Entries:

________________

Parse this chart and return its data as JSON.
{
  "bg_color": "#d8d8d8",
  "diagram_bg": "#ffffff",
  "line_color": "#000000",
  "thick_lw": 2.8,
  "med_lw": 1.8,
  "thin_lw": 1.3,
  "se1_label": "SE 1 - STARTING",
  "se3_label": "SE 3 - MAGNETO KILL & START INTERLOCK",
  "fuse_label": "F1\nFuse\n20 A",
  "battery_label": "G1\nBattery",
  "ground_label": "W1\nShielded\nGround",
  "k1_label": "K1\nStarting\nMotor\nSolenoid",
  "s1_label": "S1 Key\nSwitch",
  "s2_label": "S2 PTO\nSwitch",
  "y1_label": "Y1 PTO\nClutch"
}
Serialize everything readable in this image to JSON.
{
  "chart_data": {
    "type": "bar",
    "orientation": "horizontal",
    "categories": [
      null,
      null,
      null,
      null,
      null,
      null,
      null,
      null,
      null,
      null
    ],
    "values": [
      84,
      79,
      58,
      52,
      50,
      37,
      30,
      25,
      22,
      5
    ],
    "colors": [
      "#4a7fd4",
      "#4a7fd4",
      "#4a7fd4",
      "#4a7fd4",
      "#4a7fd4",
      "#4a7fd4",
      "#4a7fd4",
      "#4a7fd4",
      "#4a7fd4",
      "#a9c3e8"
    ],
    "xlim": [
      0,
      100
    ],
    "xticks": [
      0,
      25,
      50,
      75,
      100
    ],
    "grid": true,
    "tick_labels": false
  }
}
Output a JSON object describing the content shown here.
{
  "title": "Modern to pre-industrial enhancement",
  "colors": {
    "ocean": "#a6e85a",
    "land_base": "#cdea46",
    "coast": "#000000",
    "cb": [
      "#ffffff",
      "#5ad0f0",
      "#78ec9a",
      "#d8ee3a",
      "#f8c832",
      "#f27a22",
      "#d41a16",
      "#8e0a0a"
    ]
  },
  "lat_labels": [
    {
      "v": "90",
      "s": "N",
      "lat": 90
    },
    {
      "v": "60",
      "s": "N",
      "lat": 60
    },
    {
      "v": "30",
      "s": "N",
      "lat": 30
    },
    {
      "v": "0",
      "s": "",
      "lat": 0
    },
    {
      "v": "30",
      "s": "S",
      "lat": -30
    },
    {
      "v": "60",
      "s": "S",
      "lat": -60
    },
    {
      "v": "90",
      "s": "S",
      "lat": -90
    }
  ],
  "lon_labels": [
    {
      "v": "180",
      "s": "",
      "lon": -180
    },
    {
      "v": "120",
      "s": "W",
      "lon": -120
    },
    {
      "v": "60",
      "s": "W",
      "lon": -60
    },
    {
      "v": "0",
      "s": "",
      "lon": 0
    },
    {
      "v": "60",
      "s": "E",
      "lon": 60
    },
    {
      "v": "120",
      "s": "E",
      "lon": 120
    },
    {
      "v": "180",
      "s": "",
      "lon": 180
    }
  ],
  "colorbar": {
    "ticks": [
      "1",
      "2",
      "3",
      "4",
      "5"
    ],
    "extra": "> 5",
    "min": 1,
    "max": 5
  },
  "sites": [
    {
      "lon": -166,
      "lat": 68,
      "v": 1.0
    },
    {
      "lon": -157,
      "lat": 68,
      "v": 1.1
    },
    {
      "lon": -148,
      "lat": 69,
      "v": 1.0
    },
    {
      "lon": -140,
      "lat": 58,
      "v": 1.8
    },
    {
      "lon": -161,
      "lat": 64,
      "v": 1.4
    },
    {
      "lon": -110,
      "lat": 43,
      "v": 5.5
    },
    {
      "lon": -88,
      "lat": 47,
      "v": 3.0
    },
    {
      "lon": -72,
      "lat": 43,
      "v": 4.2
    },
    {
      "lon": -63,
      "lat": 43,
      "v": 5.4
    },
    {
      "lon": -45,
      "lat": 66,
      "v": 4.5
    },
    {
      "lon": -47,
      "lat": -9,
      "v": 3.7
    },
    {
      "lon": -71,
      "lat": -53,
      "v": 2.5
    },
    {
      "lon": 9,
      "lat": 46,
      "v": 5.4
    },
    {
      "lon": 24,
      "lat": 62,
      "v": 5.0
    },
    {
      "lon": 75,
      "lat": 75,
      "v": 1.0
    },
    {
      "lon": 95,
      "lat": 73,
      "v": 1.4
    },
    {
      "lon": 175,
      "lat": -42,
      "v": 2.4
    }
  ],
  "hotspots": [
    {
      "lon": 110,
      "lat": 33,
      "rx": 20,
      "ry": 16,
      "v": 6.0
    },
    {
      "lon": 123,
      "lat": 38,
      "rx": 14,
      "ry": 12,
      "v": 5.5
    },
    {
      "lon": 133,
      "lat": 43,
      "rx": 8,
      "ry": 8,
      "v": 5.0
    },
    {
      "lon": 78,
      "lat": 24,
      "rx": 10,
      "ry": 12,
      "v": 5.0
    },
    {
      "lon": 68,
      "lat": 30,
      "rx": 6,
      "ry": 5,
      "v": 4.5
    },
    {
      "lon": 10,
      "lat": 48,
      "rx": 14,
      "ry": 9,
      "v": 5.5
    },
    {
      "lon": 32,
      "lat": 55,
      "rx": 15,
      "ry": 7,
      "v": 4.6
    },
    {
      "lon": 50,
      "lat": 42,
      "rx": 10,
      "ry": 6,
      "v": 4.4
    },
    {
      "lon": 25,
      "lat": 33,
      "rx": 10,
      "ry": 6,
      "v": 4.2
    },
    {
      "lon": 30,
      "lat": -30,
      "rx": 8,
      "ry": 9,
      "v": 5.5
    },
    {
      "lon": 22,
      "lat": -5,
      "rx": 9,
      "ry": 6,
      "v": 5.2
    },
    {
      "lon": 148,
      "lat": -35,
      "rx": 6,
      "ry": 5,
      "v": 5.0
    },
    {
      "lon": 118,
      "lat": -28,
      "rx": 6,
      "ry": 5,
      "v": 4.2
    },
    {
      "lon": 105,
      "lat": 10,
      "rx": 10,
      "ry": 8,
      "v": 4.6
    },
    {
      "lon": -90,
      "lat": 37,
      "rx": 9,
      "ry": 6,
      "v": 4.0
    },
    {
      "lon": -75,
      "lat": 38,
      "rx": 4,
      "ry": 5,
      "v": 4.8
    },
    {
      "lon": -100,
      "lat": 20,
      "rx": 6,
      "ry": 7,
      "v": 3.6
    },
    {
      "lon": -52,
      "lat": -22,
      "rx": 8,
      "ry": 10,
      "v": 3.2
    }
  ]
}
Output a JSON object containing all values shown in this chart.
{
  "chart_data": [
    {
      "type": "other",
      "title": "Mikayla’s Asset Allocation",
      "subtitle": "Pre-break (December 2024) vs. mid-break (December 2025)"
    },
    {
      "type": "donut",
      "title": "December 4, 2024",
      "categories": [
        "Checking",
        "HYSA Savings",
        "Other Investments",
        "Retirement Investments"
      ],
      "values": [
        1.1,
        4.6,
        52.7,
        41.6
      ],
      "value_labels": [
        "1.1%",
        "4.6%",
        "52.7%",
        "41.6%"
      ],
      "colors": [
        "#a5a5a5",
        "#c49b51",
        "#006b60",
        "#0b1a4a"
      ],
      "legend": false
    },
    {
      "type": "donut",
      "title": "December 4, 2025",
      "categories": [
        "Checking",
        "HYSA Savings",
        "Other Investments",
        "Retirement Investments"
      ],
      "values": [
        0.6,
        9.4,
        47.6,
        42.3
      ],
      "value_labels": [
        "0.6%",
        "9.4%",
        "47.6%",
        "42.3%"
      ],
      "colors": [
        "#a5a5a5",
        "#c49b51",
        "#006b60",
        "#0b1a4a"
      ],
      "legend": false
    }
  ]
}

________________

Aim of the task: Find the lines above that contain the word "December" and collect them.

Task solution:
      "subtitle": "Pre-break (December 2024) vs. mid-break (December 2025)"
      "title": "December 4, 2024",
      "title": "December 4, 2025",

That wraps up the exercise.